# WORK TO COMPLETE
Scan the data below for the string "INFALTIL". Copy every line where it appears.

(Dataset records)
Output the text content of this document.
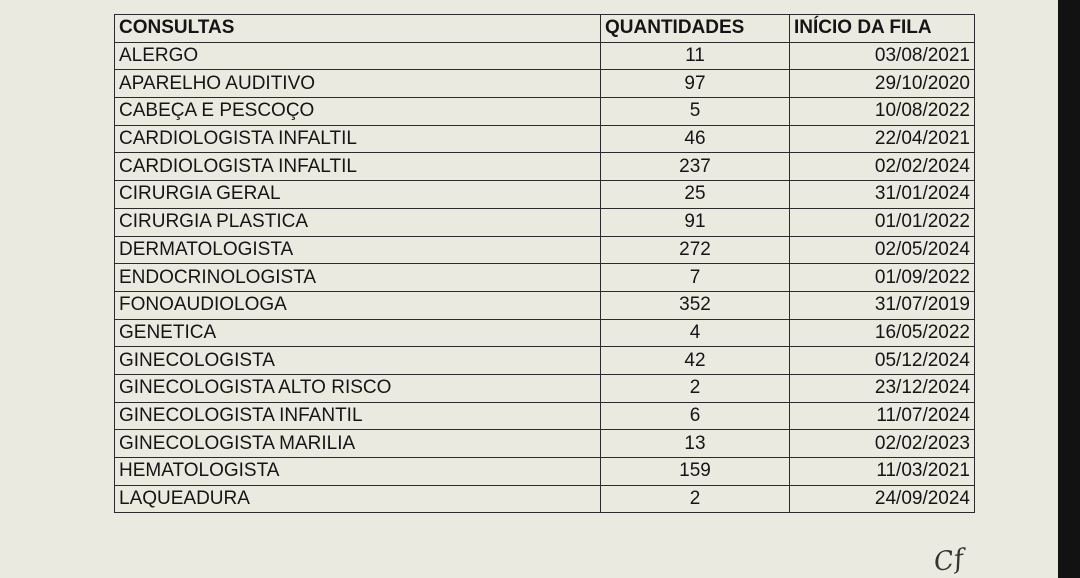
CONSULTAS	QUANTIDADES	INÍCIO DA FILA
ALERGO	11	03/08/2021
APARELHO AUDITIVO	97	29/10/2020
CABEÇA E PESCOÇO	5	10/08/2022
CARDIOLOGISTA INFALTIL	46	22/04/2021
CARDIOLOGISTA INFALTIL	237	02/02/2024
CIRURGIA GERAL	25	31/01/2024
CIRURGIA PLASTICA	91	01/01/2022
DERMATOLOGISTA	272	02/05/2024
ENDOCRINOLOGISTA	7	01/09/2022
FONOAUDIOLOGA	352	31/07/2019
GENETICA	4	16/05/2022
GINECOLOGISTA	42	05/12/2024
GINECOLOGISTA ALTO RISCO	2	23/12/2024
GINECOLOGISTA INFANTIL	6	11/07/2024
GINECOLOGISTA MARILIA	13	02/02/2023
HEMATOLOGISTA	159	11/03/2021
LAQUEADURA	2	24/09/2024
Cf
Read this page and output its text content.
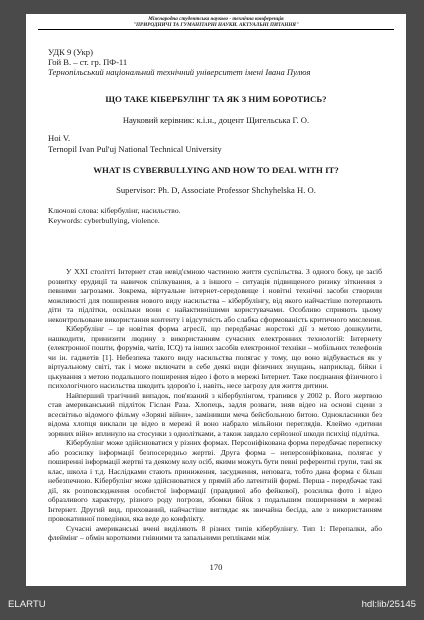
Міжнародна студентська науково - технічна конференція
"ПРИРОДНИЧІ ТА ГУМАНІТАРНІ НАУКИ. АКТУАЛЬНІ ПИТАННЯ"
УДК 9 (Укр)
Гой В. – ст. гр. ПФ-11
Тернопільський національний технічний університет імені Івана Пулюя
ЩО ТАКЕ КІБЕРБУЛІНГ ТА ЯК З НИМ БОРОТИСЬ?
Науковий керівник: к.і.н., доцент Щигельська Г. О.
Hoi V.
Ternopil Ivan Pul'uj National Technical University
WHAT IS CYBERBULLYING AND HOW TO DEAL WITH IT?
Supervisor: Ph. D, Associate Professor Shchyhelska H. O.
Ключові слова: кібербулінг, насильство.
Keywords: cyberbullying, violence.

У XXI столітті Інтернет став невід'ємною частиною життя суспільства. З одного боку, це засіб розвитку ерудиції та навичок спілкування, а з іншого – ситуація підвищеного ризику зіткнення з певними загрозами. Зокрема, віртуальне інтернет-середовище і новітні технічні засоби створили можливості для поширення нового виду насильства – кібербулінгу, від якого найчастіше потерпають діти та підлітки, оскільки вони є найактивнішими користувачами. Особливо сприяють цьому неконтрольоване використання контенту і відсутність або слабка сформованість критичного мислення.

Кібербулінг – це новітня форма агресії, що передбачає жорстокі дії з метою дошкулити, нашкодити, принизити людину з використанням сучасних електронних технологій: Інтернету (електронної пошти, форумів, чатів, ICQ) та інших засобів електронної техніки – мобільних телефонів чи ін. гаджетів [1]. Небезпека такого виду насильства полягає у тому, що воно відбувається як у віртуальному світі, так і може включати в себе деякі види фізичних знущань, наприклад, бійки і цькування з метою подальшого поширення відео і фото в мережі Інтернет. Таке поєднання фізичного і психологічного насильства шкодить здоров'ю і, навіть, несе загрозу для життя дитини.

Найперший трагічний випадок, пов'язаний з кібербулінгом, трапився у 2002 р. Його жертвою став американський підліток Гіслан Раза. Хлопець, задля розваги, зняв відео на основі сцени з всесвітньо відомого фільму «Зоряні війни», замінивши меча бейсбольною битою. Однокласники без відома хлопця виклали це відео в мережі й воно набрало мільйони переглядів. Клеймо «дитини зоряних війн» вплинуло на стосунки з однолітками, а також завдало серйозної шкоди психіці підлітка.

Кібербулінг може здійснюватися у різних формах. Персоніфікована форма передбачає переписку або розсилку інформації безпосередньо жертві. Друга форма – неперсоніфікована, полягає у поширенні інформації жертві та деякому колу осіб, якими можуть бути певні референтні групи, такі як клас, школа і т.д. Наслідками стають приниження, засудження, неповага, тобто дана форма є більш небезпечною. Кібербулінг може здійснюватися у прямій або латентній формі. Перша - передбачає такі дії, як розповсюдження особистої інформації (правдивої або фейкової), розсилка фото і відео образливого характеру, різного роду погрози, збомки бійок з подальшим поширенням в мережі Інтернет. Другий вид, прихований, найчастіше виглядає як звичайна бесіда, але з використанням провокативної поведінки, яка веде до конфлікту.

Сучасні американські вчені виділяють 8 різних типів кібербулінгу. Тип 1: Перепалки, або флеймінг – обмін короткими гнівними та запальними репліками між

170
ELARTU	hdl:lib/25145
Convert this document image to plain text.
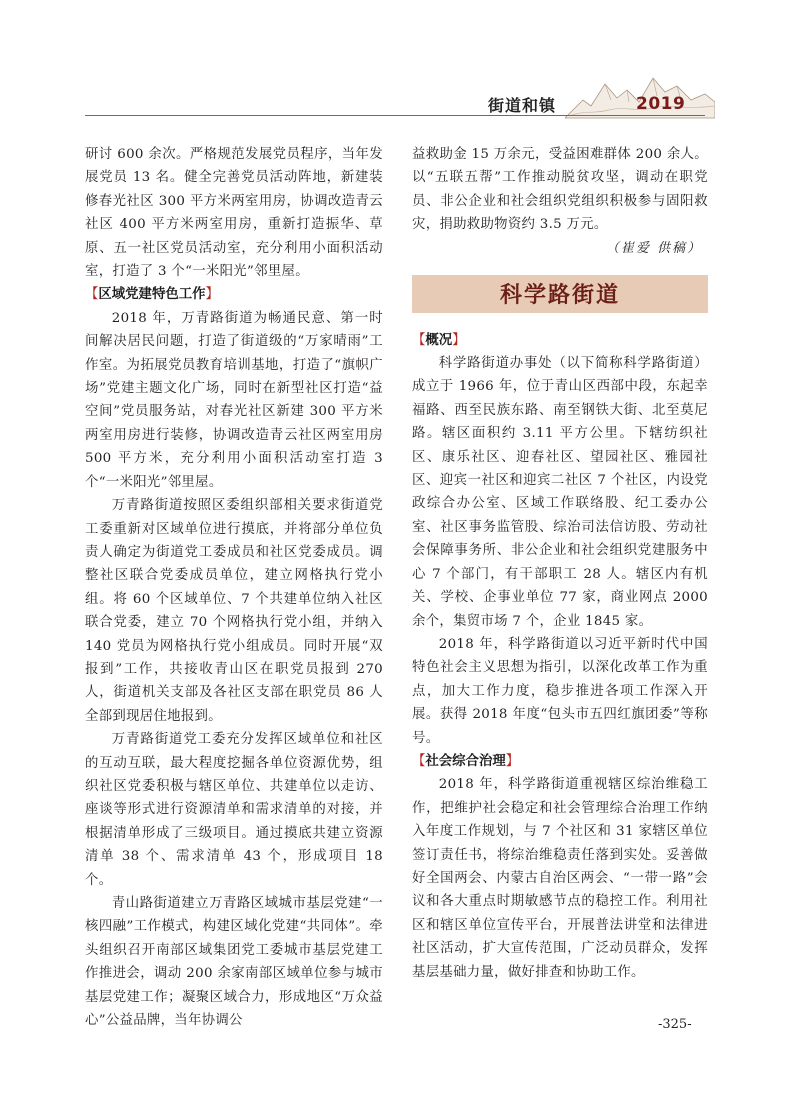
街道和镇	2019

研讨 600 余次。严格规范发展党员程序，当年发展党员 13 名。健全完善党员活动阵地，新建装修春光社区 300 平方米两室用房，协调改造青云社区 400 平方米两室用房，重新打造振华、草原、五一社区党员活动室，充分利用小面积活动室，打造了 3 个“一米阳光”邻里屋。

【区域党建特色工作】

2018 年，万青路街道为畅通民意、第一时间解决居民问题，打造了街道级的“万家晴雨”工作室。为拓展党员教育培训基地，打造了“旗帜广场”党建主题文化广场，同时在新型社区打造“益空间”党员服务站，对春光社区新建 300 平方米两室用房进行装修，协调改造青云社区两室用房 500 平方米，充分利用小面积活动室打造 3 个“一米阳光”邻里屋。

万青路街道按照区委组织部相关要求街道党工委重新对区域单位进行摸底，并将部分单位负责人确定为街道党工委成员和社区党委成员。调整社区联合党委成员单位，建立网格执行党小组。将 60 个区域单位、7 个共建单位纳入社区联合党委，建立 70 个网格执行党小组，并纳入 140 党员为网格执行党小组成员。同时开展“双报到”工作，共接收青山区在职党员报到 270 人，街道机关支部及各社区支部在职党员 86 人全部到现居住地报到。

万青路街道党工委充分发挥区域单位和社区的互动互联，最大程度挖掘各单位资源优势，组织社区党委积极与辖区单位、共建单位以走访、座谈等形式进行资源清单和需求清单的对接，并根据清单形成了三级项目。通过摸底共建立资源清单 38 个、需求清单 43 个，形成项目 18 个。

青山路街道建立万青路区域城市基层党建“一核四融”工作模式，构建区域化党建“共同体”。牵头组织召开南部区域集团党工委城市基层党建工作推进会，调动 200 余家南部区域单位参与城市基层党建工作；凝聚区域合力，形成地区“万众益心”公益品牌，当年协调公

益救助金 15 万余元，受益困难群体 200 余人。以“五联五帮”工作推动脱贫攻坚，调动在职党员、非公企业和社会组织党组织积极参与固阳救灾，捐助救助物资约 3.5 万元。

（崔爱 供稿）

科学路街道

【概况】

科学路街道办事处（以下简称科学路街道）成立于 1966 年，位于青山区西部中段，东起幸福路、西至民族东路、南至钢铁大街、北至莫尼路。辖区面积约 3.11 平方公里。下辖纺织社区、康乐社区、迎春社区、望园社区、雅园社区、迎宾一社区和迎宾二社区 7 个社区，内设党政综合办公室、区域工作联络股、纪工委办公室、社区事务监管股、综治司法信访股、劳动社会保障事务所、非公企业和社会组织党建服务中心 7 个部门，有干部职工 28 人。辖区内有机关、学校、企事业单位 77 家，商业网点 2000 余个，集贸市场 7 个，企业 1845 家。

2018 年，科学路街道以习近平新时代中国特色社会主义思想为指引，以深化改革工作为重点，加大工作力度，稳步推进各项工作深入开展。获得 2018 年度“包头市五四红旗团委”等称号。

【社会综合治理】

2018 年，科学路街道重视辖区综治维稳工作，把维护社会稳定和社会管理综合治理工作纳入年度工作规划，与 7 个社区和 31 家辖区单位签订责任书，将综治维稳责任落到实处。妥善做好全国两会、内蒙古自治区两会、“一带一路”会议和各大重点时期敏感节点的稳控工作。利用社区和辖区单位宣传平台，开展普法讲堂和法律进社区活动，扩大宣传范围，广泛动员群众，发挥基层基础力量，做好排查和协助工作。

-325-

# FULL ANSWER
CARDIOLOGISTA INFALTIL	46	22/04/2021
CARDIOLOGISTA INFALTIL	237	02/02/2024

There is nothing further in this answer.